■ **TASK TO COMPLETE**: Reproduce each of the following entries line for line, leaving out the pictures.

■ **RECORDS FOR THIS TASK**:
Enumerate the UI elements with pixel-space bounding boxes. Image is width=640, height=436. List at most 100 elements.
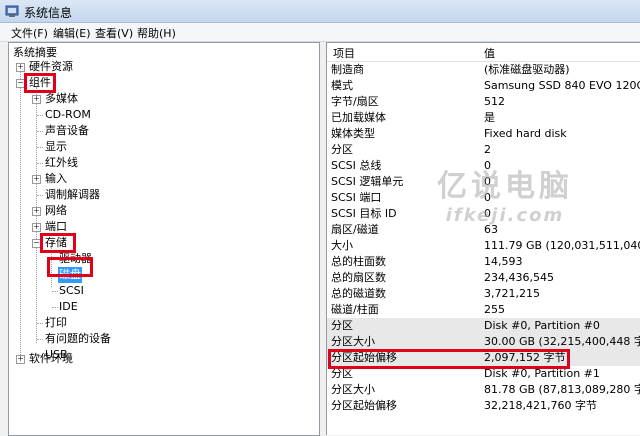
expand-plus-icon[interactable]: + — [32, 175, 41, 184]
row-item: 字节/扇区 — [331, 95, 379, 108]
row-item: 已加载媒体 — [331, 111, 386, 124]
menu-help[interactable]: 帮助(H) — [134, 25, 179, 41]
highlight-box — [328, 349, 570, 369]
tree-item-problem-devices[interactable]: 有问题的设备 — [45, 331, 111, 347]
menu-edit[interactable]: 编辑(E) — [50, 25, 94, 41]
row-value: 512 — [484, 95, 505, 108]
column-header-item[interactable]: 项目 — [333, 45, 355, 61]
row-value: 63 — [484, 223, 498, 236]
highlight-box — [40, 233, 76, 253]
row-value: 14,593 — [484, 255, 523, 268]
row-value: 255 — [484, 303, 505, 316]
tree-item-sound[interactable]: 声音设备 — [45, 123, 89, 139]
table-row[interactable]: 分区大小 81.78 GB (87,813,089,280 字节) — [327, 382, 640, 398]
table-row[interactable]: 模式 Samsung SSD 840 EVO 120GB ATA — [327, 78, 640, 94]
table-row[interactable]: 已加载媒体 是 — [327, 110, 640, 126]
tree-item-scsi[interactable]: SCSI — [59, 283, 84, 299]
expand-plus-icon[interactable]: + — [32, 95, 41, 104]
highlight-box — [47, 257, 93, 277]
row-item: 扇区/磁道 — [331, 223, 379, 236]
row-value: Disk #0, Partition #0 — [484, 319, 600, 332]
tree-line — [52, 291, 58, 292]
table-row[interactable]: 分区 2 — [327, 142, 640, 158]
table-row[interactable]: 大小 111.79 GB (120,031,511,040 字节) — [327, 238, 640, 254]
row-value: 0 — [484, 175, 491, 188]
table-row[interactable]: SCSI 总线 0 — [327, 158, 640, 174]
table-row[interactable]: 分区起始偏移 32,218,421,760 字节 — [327, 398, 640, 414]
row-value: 0 — [484, 207, 491, 220]
tree-item-software[interactable]: 软件环境 — [29, 351, 73, 367]
tree-item-input[interactable]: 输入 — [45, 171, 67, 187]
row-value: Fixed hard disk — [484, 127, 567, 140]
menu-bar: 文件(F) 编辑(E) 查看(V) 帮助(H) — [0, 23, 640, 42]
table-row[interactable]: 分区大小 30.00 GB (32,215,400,448 字节) — [327, 334, 640, 350]
row-value: 0 — [484, 191, 491, 204]
row-item: SCSI 逻辑单元 — [331, 175, 404, 188]
table-row[interactable]: SCSI 目标 ID 0 — [327, 206, 640, 222]
row-value: 是 — [484, 111, 495, 124]
expand-plus-icon[interactable]: + — [16, 63, 25, 72]
tree-item-ide[interactable]: IDE — [59, 299, 78, 315]
tree-line — [52, 307, 58, 308]
row-value: 30.00 GB (32,215,400,448 字节) — [484, 335, 640, 348]
menu-file[interactable]: 文件(F) — [8, 25, 51, 41]
row-item: SCSI 目标 ID — [331, 207, 397, 220]
row-item: 总的扇区数 — [331, 271, 386, 284]
highlight-box — [24, 73, 56, 93]
system-info-icon — [5, 5, 19, 17]
row-value: 0 — [484, 159, 491, 172]
tree-line — [37, 323, 43, 324]
column-header-value[interactable]: 值 — [484, 45, 495, 61]
tree-line — [20, 63, 21, 357]
row-item: 模式 — [331, 79, 353, 92]
tree-item-display[interactable]: 显示 — [45, 139, 67, 155]
tree-line — [37, 115, 43, 116]
row-value: 111.79 GB (120,031,511,040 字节) — [484, 239, 640, 252]
tree-line — [37, 131, 43, 132]
row-value: 81.78 GB (87,813,089,280 字节) — [484, 383, 640, 396]
expand-plus-icon[interactable]: + — [32, 207, 41, 216]
row-item: 制造商 — [331, 63, 364, 76]
table-row[interactable]: 制造商 (标准磁盘驱动器) — [327, 62, 640, 78]
expand-plus-icon[interactable]: + — [32, 223, 41, 232]
row-item: 分区 — [331, 319, 353, 332]
row-value: Samsung SSD 840 EVO 120GB ATA — [484, 79, 640, 92]
table-row[interactable]: 磁道/柱面 255 — [327, 302, 640, 318]
table-row[interactable]: 总的柱面数 14,593 — [327, 254, 640, 270]
tree-item-cdrom[interactable]: CD-ROM — [45, 107, 91, 123]
menu-view[interactable]: 查看(V) — [92, 25, 136, 41]
tree-line — [37, 195, 43, 196]
table-row[interactable]: SCSI 逻辑单元 0 — [327, 174, 640, 190]
row-value: 3,721,215 — [484, 287, 540, 300]
row-item: 分区大小 — [331, 335, 375, 348]
table-row[interactable]: 字节/扇区 512 — [327, 94, 640, 110]
tree-item-infrared[interactable]: 红外线 — [45, 155, 78, 171]
row-item: 总的柱面数 — [331, 255, 386, 268]
expand-plus-icon[interactable]: + — [16, 355, 25, 364]
tree-item-multimedia[interactable]: 多媒体 — [45, 91, 78, 107]
row-item: 磁道/柱面 — [331, 303, 379, 316]
row-value: 32,218,421,760 字节 — [484, 399, 597, 412]
category-tree[interactable]: 系统摘要 + 硬件资源 − 组件 + 多媒体 CD-ROM 声音设备 显示 红外… — [8, 42, 320, 436]
table-header: 项目 值 — [327, 43, 640, 62]
table-row[interactable]: 总的磁道数 3,721,215 — [327, 286, 640, 302]
details-table: 项目 值 制造商 (标准磁盘驱动器) 模式 Samsung SSD 840 EVO 1… — [326, 42, 640, 435]
row-item: 媒体类型 — [331, 127, 375, 140]
row-item: 总的磁道数 — [331, 287, 386, 300]
row-value: 2 — [484, 143, 491, 156]
table-row[interactable]: SCSI 端口 0 — [327, 190, 640, 206]
table-row[interactable]: 扇区/磁道 63 — [327, 222, 640, 238]
table-row[interactable]: 总的扇区数 234,436,545 — [327, 270, 640, 286]
tree-item-network[interactable]: 网络 — [45, 203, 67, 219]
title-bar: 系统信息 — [0, 0, 640, 23]
table-row[interactable]: 媒体类型 Fixed hard disk — [327, 126, 640, 142]
row-item: SCSI 端口 — [331, 191, 382, 204]
tree-item-modem[interactable]: 调制解调器 — [45, 187, 100, 203]
row-value: 234,436,545 — [484, 271, 554, 284]
tree-line — [37, 147, 43, 148]
tree-line — [37, 339, 43, 340]
table-row[interactable]: 分区 Disk #0, Partition #0 — [327, 318, 640, 334]
tree-line — [37, 163, 43, 164]
tree-item-printing[interactable]: 打印 — [45, 315, 67, 331]
row-item: 分区 — [331, 143, 353, 156]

■ **SOLUTION TO THE EXERCISE**:
Enumerate the UI elements with pixel-space bounding boxes. Image is width=640, height=436. List at most 100 elements.
expand-plus-icon[interactable]: + — [32, 175, 41, 184]
row-item: 字节/扇区 — [331, 95, 379, 108]
row-item: 已加载媒体 — [331, 111, 386, 124]
menu-help[interactable]: 帮助(H) — [134, 25, 179, 41]
highlight-box — [328, 349, 570, 369]
tree-item-problem-devices[interactable]: 有问题的设备 — [45, 331, 111, 347]
menu-edit[interactable]: 编辑(E) — [50, 25, 94, 41]
row-value: 512 — [484, 95, 505, 108]
column-header-item[interactable]: 项目 — [333, 45, 355, 61]
row-value: 63 — [484, 223, 498, 236]
highlight-box — [40, 233, 76, 253]
row-value: 14,593 — [484, 255, 523, 268]
row-value: 255 — [484, 303, 505, 316]
tree-item-sound[interactable]: 声音设备 — [45, 123, 89, 139]
table-row[interactable]: 分区大小 81.78 GB (87,813,089,280 字节) — [327, 382, 640, 398]
table-row[interactable]: 模式 Samsung SSD 840 EVO 120GB ATA — [327, 78, 640, 94]
table-row[interactable]: 已加载媒体 是 — [327, 110, 640, 126]
tree-item-scsi[interactable]: SCSI — [59, 283, 84, 299]
expand-plus-icon[interactable]: + — [32, 95, 41, 104]
highlight-box — [47, 257, 93, 277]
row-item: 扇区/磁道 — [331, 223, 379, 236]
row-value: Disk #0, Partition #0 — [484, 319, 600, 332]
tree-line — [52, 291, 58, 292]
table-row[interactable]: 分区 2 — [327, 142, 640, 158]
table-row[interactable]: 大小 111.79 GB (120,031,511,040 字节) — [327, 238, 640, 254]
row-value: 0 — [484, 175, 491, 188]
table-row[interactable]: SCSI 总线 0 — [327, 158, 640, 174]
table-row[interactable]: 分区起始偏移 32,218,421,760 字节 — [327, 398, 640, 414]
row-value: 0 — [484, 207, 491, 220]
tree-item-software[interactable]: 软件环境 — [29, 351, 73, 367]
tree-item-input[interactable]: 输入 — [45, 171, 67, 187]
row-value: Fixed hard disk — [484, 127, 567, 140]
menu-bar: 文件(F) 编辑(E) 查看(V) 帮助(H) — [0, 23, 640, 42]
table-row[interactable]: 分区大小 30.00 GB (32,215,400,448 字节) — [327, 334, 640, 350]
row-value: 0 — [484, 191, 491, 204]
row-item: SCSI 逻辑单元 — [331, 175, 404, 188]
table-row[interactable]: SCSI 目标 ID 0 — [327, 206, 640, 222]
row-value: 是 — [484, 111, 495, 124]
expand-plus-icon[interactable]: + — [16, 63, 25, 72]
tree-item-ide[interactable]: IDE — [59, 299, 78, 315]
tree-line — [52, 307, 58, 308]
row-value: 30.00 GB (32,215,400,448 字节) — [484, 335, 640, 348]
menu-file[interactable]: 文件(F) — [8, 25, 51, 41]
row-item: SCSI 目标 ID — [331, 207, 397, 220]
row-item: 总的扇区数 — [331, 271, 386, 284]
highlight-box — [24, 73, 56, 93]
system-info-icon — [5, 5, 19, 17]
row-value: 0 — [484, 159, 491, 172]
tree-line — [37, 323, 43, 324]
column-header-value[interactable]: 值 — [484, 45, 495, 61]
tree-line — [20, 63, 21, 357]
row-item: 模式 — [331, 79, 353, 92]
tree-item-display[interactable]: 显示 — [45, 139, 67, 155]
tree-line — [37, 115, 43, 116]
row-value: 111.79 GB (120,031,511,040 字节) — [484, 239, 640, 252]
tree-line — [37, 131, 43, 132]
row-value: 81.78 GB (87,813,089,280 字节) — [484, 383, 640, 396]
expand-plus-icon[interactable]: + — [32, 207, 41, 216]
row-item: 制造商 — [331, 63, 364, 76]
table-row[interactable]: 制造商 (标准磁盘驱动器) — [327, 62, 640, 78]
expand-plus-icon[interactable]: + — [32, 223, 41, 232]
row-item: 分区 — [331, 319, 353, 332]
row-value: Samsung SSD 840 EVO 120GB ATA — [484, 79, 640, 92]
table-row[interactable]: 磁道/柱面 255 — [327, 302, 640, 318]
table-row[interactable]: 总的柱面数 14,593 — [327, 254, 640, 270]
tree-item-cdrom[interactable]: CD-ROM — [45, 107, 91, 123]
menu-view[interactable]: 查看(V) — [92, 25, 136, 41]
tree-line — [37, 195, 43, 196]
table-row[interactable]: SCSI 逻辑单元 0 — [327, 174, 640, 190]
row-value: 3,721,215 — [484, 287, 540, 300]
row-item: 分区大小 — [331, 335, 375, 348]
table-row[interactable]: 字节/扇区 512 — [327, 94, 640, 110]
tree-item-infrared[interactable]: 红外线 — [45, 155, 78, 171]
row-item: 总的柱面数 — [331, 255, 386, 268]
expand-plus-icon[interactable]: + — [16, 355, 25, 364]
tree-item-multimedia[interactable]: 多媒体 — [45, 91, 78, 107]
row-item: 磁道/柱面 — [331, 303, 379, 316]
row-value: 32,218,421,760 字节 — [484, 399, 597, 412]
category-tree[interactable]: 系统摘要 + 硬件资源 − 组件 + 多媒体 CD-ROM 声音设备 显示 红外… — [8, 42, 320, 436]
table-header: 项目 值 — [327, 43, 640, 62]
table-row[interactable]: 总的磁道数 3,721,215 — [327, 286, 640, 302]
details-table: 项目 值 制造商 (标准磁盘驱动器) 模式 Samsung SSD 840 EVO 1… — [326, 42, 640, 435]
row-item: 媒体类型 — [331, 127, 375, 140]
row-item: 总的磁道数 — [331, 287, 386, 300]
row-value: 2 — [484, 143, 491, 156]
table-row[interactable]: SCSI 端口 0 — [327, 190, 640, 206]
table-row[interactable]: 扇区/磁道 63 — [327, 222, 640, 238]
table-row[interactable]: 总的扇区数 234,436,545 — [327, 270, 640, 286]
tree-item-network[interactable]: 网络 — [45, 203, 67, 219]
title-bar: 系统信息 — [0, 0, 640, 23]
table-row[interactable]: 媒体类型 Fixed hard disk — [327, 126, 640, 142]
row-item: SCSI 端口 — [331, 191, 382, 204]
tree-item-modem[interactable]: 调制解调器 — [45, 187, 100, 203]
row-value: 234,436,545 — [484, 271, 554, 284]
tree-line — [37, 147, 43, 148]
tree-line — [37, 339, 43, 340]
table-row[interactable]: 分区 Disk #0, Partition #0 — [327, 318, 640, 334]
tree-line — [37, 163, 43, 164]
tree-item-printing[interactable]: 打印 — [45, 315, 67, 331]
row-item: 分区 — [331, 143, 353, 156]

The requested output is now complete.